▸ TASK OBJECTIVE:
Indicate only the number of lines in the listing below in which the word "CRUDE" appears.

▸ RECORDS SUPPLIED:
══════

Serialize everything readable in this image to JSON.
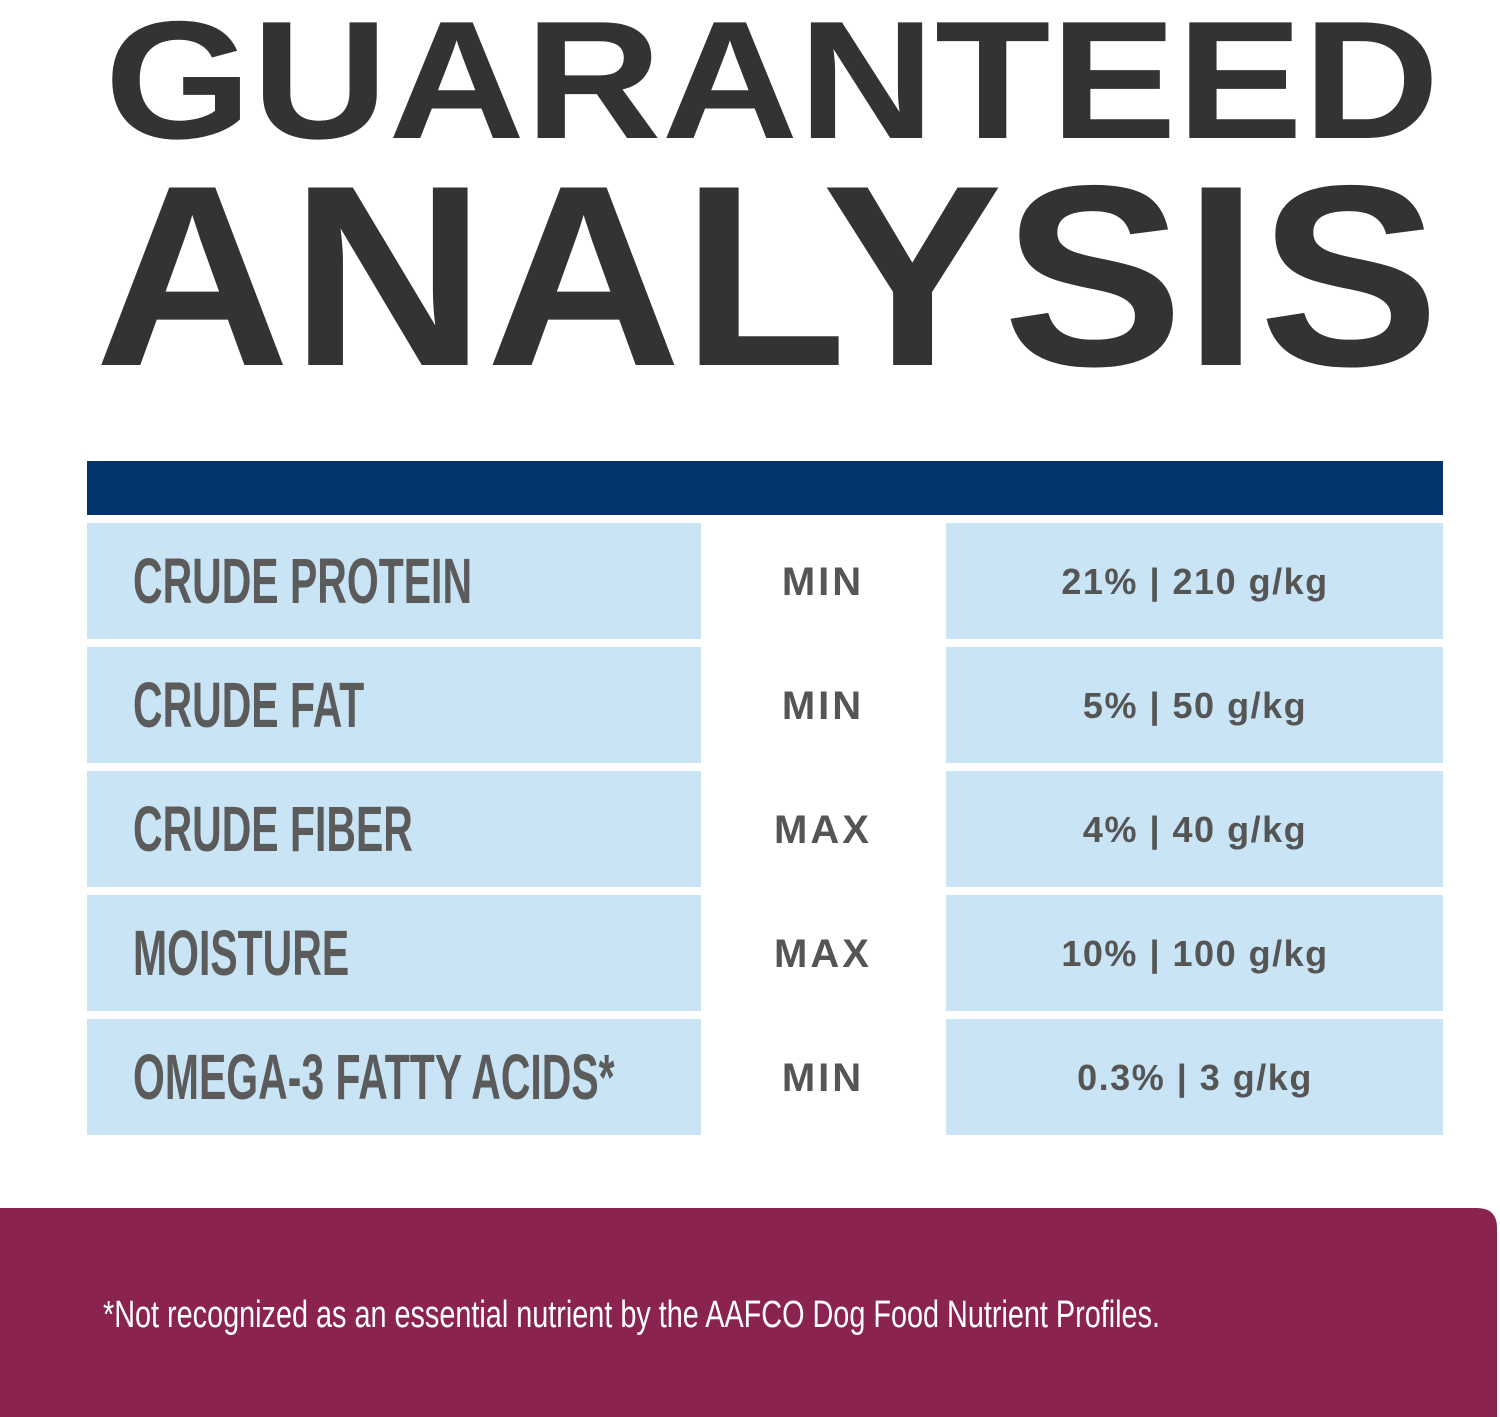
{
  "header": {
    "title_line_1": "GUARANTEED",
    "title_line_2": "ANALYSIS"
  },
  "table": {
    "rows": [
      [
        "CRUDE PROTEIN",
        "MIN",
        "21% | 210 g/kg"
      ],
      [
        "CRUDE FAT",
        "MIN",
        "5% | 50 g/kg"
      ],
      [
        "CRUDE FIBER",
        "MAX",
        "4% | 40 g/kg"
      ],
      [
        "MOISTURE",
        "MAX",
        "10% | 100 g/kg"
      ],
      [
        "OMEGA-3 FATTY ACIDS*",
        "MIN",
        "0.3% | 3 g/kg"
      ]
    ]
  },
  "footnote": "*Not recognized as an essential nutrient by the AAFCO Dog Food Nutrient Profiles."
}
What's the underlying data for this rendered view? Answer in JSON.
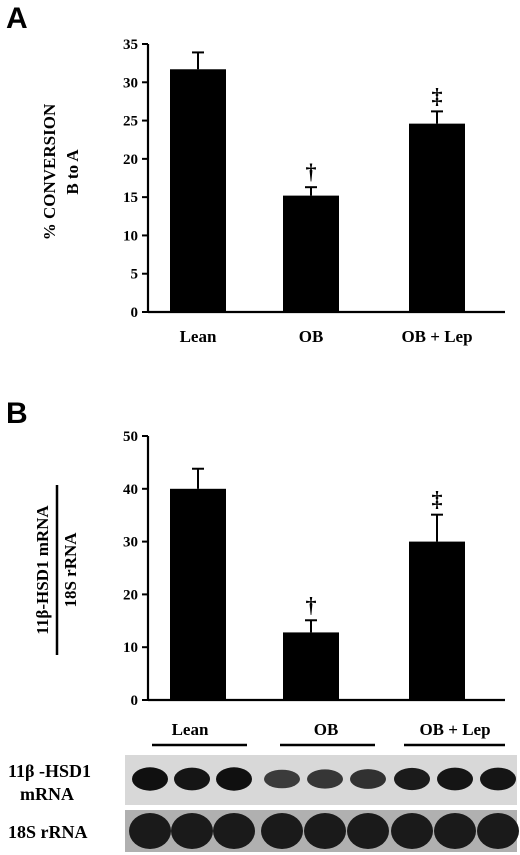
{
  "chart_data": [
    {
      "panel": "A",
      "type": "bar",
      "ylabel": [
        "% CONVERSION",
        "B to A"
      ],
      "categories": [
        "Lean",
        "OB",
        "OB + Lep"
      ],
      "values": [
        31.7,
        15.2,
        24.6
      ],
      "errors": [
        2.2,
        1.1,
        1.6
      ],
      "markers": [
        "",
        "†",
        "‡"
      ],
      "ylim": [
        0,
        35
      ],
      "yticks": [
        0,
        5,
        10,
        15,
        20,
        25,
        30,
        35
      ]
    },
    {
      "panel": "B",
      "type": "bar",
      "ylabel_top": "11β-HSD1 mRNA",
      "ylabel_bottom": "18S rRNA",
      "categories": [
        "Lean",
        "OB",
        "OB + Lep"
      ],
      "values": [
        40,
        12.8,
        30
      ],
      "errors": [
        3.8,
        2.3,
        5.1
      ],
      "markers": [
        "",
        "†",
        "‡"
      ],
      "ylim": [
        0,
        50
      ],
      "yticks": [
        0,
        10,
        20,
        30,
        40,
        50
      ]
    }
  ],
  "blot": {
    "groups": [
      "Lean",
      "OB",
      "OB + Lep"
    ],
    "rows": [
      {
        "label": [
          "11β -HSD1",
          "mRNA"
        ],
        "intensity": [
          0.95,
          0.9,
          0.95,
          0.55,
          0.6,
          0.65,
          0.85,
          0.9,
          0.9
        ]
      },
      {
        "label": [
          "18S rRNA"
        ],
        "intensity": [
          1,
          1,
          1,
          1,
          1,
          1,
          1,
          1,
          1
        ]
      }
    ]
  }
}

══════

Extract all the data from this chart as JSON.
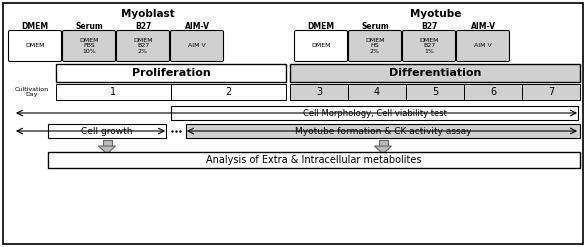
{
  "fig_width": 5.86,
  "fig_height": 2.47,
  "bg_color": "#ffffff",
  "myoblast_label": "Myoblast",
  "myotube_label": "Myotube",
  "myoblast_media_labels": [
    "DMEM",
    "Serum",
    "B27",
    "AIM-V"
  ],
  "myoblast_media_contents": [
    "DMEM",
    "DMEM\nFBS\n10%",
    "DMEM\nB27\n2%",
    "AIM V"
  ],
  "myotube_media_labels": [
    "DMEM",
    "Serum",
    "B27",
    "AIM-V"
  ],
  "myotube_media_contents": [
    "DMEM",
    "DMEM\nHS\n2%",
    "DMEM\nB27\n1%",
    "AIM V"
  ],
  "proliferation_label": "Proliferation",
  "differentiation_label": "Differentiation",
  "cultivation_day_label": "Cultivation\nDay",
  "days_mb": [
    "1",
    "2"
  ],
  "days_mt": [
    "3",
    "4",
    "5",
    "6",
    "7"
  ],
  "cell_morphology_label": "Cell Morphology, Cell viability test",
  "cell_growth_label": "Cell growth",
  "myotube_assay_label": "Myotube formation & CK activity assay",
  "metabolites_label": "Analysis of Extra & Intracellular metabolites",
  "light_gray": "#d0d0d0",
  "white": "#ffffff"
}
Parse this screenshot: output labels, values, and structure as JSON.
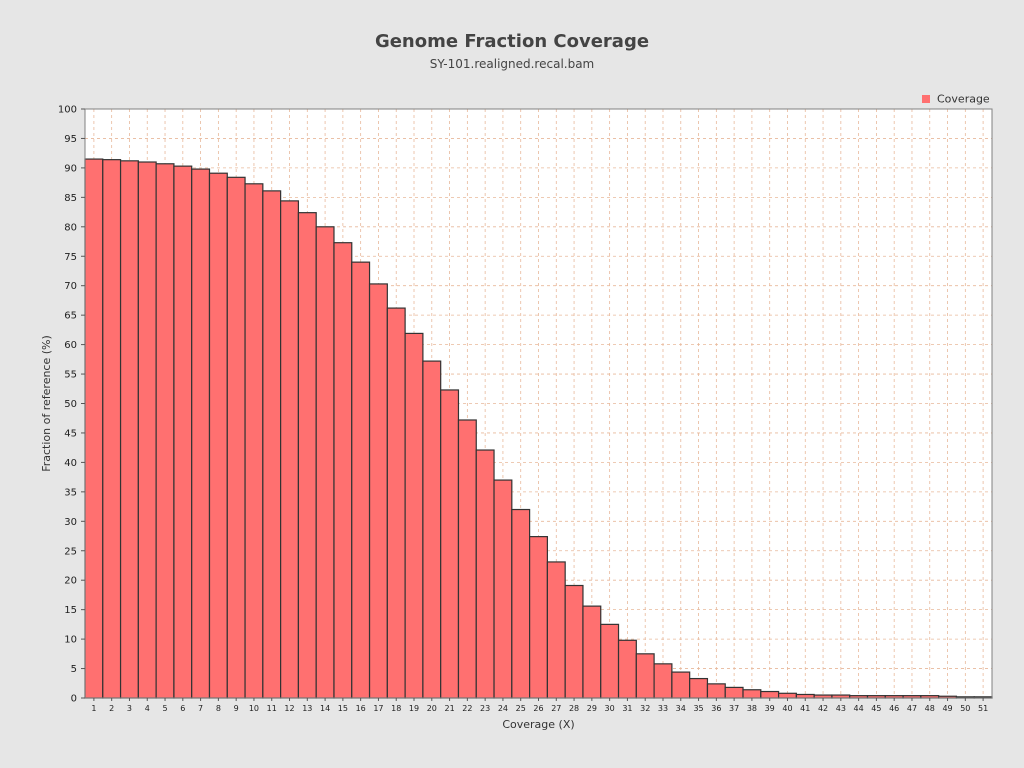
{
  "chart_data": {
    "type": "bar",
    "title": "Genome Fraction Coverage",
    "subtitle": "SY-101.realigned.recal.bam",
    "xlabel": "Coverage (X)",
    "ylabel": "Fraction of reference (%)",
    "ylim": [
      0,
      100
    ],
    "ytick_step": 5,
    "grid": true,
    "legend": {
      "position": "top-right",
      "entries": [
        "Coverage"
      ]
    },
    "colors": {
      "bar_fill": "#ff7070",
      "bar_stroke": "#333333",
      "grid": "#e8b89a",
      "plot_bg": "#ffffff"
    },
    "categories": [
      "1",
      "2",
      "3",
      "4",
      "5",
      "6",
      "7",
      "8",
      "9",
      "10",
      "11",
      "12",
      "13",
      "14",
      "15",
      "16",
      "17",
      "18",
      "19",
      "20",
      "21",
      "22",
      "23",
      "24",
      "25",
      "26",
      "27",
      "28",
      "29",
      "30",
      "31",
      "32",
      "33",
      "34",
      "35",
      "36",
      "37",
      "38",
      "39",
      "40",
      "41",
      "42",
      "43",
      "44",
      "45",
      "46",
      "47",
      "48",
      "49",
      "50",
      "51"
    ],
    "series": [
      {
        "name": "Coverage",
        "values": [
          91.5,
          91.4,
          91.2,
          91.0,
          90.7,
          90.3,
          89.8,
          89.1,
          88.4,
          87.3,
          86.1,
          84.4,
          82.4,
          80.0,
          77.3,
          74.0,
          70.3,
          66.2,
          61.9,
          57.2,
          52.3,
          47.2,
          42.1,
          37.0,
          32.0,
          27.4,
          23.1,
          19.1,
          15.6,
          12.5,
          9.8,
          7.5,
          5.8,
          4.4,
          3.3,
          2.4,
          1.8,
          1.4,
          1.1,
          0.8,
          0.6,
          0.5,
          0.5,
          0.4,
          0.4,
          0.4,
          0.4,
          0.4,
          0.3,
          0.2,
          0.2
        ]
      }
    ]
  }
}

══════

▸ REPLY:
3